— TEXTE DE LECTURE —
Le sujet du livre était plutôt abstrait et je ne comprenais pas entièrement le contenu, mais les mots semblaient vibrer d'une vérité que je quêtais depuis toujours. Enfant, je me posais beaucoup de questions sur l'existence (Qui sommes-nous ? Pourquoi sommes-nous sur cette planète ? Quel est notre but ? Où s'arrête l'univers et qu'y a-t-il au-delà ?), et j'ai été ravie de découvrir que quelqu'un avait réussi à mettre des mots sur ce que j'avais toujours ressenti : j'étais bien plus que le reflet que me renvoyait le miroir.

 

Avec enthousiasme, j'ai commencé à mettre en pratique l'idée d'Eckhart Tolle d'être dans le moment présent pour me connecter à qui j'étais vraiment. Mais comme cela arrive souvent, la charge initiale d'euphorie n'a pas duré. J'ai découvert la différence entre comprendre le sens des mots, ressentir l'espoir qu'ils offrent en les lisant, et vivre leurs vérités dans le monde réel. Eckhart Tolle donnait l’impression qu'il était facile de vivre le moment présent et d'être heureux, mais pour moi, ce n'était pas le cas.

 

Pour la première fois, cependant, j'étais déterminée à ne pas laisser cet obstacle me freiner. Je trouverais un moyen d'atteindre ce bien-être intérieur qu'Eckhart Tolle décrivait dans son livre !

— EXERCICE PROPOSÉ 1 —
Répondez à ces questions sur le texte :
(a) Enfant, sur quoi se posait-on beaucoup de questions ?
(b) Quelle idée d'Eckhart Tolle est mise en pratique avec enthousiasme ?
(c) Quel bien-être est-on déterminé à atteindre ?
— EXERCICE PROPOSÉ 2 —
Reproduisez le passage du texte qui va de « Avec enthousiasme, j'ai » jusqu'à « pas le cas. » inclus.
Les données ne sont pas utiles pour ce travail.

— JEU DE DONNÉES —
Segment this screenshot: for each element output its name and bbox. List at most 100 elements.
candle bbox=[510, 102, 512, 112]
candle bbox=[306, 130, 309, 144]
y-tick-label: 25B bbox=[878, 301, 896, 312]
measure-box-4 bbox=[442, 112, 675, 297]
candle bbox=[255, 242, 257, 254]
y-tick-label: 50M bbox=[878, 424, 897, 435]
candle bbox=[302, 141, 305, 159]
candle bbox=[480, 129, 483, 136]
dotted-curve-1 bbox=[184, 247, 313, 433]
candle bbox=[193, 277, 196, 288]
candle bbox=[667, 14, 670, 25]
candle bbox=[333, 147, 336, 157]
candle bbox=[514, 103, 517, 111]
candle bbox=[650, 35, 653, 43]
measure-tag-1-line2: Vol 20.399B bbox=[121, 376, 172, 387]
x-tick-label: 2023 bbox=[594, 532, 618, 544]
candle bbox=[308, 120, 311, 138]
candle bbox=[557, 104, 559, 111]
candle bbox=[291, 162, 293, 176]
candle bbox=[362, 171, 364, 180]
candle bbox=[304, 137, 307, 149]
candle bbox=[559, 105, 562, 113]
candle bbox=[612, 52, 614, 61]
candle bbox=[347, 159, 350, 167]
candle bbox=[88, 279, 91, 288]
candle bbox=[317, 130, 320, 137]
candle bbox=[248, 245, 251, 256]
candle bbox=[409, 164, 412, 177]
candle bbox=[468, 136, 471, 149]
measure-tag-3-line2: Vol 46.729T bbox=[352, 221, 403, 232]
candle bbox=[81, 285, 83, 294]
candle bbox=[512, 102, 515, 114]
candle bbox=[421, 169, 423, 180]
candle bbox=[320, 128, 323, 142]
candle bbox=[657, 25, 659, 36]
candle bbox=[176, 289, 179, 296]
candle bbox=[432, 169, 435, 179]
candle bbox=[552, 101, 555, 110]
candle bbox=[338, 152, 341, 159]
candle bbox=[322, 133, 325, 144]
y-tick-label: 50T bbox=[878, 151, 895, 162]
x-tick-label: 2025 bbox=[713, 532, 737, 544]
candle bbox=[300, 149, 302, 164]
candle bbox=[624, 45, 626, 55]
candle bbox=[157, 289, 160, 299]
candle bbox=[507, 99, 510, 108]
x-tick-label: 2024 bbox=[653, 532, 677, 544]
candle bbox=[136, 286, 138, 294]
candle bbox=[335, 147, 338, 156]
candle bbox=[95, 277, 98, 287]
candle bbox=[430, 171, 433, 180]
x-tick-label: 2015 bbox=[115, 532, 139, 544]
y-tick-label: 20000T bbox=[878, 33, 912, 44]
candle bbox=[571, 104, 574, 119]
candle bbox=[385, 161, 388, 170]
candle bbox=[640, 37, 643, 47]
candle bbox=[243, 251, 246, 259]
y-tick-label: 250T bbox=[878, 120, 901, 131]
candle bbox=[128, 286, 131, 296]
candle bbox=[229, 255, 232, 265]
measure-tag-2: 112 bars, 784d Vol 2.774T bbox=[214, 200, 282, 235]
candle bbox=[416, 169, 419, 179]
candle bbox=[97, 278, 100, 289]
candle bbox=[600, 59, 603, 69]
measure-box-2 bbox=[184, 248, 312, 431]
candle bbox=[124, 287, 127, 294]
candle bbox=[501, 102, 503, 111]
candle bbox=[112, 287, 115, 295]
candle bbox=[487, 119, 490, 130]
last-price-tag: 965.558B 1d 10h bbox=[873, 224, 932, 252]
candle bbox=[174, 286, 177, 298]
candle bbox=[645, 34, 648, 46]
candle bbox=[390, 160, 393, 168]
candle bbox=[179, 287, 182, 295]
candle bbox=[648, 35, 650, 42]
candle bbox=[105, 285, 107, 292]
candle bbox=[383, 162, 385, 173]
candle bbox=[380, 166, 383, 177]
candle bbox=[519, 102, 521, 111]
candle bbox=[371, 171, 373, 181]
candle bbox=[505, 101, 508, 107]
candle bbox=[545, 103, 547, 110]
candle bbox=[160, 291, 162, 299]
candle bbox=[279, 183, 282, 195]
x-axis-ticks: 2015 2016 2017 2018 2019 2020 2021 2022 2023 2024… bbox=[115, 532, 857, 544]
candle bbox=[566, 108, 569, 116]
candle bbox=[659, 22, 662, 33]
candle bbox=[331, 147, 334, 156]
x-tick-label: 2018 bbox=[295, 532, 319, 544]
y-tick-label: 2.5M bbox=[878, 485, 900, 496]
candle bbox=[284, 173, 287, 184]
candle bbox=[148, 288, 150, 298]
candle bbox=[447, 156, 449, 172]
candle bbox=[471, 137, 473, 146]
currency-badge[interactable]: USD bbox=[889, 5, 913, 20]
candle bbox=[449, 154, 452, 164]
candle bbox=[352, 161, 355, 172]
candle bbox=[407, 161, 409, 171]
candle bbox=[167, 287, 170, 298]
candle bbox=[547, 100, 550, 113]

— RÉSULTAT ATTENDU 1 —
(a) Sur l'existence.
(b) L'idée d'être dans le moment présent pour se connecter à qui l'on est vraiment.
(c) Le bien-être intérieur qu'Eckhart Tolle décrivait dans son livre.

— RÉSULTAT ATTENDU 2 —
Avec enthousiasme, j'ai commencé à mettre en pratique l'idée d'Eckhart Tolle d'être dans le moment présent pour me connecter à qui j'étais vraiment. Mais comme cela arrive souvent, la charge initiale d'euphorie n'a pas duré. J'ai découvert la différence entre comprendre le sens des mots, ressentir l'espoir qu'ils offrent en les lisant, et vivre leurs vérités dans le monde réel. Eckhart Tolle donnait l’impression qu'il était facile de vivre le moment présent et d'être heureux, mais pour moi, ce n'était pas le cas.